§ **Data excerpts**
══════

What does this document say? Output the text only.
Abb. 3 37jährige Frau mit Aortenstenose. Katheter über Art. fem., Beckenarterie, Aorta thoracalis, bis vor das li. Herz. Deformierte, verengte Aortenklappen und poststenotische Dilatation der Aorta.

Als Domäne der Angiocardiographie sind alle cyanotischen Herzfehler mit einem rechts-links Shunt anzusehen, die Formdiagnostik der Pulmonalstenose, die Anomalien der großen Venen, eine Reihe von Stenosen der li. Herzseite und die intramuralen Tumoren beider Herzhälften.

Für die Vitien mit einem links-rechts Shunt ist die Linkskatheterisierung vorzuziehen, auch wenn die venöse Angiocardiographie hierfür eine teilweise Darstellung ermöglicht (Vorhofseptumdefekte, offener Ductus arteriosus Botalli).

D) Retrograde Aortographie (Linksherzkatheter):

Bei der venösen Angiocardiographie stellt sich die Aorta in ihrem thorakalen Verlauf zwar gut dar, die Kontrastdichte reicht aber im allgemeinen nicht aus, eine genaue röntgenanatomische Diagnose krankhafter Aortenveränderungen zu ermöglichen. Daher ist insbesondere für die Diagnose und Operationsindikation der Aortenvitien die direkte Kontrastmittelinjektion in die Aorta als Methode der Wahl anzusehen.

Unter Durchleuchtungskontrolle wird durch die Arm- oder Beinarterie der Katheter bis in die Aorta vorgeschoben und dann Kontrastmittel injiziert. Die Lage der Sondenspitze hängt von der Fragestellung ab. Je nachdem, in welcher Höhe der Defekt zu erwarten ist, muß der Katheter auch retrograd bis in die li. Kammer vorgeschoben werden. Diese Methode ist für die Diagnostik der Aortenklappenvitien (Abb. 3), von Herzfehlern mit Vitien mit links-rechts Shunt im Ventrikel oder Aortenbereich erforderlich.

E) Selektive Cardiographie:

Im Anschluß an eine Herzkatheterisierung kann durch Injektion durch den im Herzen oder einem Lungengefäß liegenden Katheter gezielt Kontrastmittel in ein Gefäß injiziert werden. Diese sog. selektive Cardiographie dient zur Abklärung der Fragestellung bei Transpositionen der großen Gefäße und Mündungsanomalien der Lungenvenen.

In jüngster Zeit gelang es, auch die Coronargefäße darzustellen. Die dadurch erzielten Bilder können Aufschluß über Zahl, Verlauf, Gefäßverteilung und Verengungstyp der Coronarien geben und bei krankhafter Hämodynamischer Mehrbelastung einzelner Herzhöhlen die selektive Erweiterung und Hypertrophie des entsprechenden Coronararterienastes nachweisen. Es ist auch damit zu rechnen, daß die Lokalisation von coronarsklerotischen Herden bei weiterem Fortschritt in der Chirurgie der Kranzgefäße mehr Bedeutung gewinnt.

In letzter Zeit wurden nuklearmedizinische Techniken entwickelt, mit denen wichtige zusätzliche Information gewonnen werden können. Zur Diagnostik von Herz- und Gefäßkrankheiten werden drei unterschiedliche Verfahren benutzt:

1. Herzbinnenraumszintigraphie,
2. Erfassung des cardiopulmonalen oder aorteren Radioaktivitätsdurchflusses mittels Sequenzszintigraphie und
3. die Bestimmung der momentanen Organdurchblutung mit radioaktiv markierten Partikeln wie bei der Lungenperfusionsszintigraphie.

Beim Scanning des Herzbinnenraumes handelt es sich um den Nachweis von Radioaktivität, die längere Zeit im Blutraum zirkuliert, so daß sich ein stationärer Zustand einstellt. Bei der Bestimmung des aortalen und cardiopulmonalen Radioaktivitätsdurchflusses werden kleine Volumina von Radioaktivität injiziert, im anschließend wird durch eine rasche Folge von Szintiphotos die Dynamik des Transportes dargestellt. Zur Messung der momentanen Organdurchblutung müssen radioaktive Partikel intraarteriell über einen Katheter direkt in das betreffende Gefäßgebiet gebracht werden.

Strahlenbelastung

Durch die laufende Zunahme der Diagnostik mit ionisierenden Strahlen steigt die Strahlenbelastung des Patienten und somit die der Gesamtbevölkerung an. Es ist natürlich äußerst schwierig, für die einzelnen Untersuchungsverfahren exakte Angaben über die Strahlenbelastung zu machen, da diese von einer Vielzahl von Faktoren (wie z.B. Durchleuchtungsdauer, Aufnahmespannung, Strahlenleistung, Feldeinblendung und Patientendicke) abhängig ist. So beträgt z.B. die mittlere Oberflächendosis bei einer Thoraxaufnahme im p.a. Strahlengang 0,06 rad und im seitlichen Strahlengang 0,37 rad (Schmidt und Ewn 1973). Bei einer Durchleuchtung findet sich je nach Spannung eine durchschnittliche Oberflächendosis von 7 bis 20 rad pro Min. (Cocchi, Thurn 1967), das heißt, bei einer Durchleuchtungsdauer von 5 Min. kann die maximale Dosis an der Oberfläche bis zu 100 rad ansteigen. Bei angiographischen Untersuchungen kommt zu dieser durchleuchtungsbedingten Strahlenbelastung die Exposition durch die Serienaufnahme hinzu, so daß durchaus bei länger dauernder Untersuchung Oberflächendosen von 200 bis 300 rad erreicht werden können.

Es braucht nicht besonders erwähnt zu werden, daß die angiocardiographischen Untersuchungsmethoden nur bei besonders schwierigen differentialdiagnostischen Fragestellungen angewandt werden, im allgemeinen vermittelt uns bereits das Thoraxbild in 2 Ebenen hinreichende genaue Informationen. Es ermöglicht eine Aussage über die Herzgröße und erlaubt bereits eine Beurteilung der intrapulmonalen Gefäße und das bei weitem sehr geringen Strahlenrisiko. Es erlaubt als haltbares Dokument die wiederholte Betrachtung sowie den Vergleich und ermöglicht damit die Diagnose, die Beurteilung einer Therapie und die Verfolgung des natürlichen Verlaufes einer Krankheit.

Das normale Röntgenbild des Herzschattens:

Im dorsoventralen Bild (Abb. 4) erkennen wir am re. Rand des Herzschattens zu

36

══════

§ **EXERCISE OBJECTIVE**
If a line holds the string "Herzschattens", it counts; please state how many such lines there are in the data, with nothing more.

§ **RESULT OF THIS TASK**
2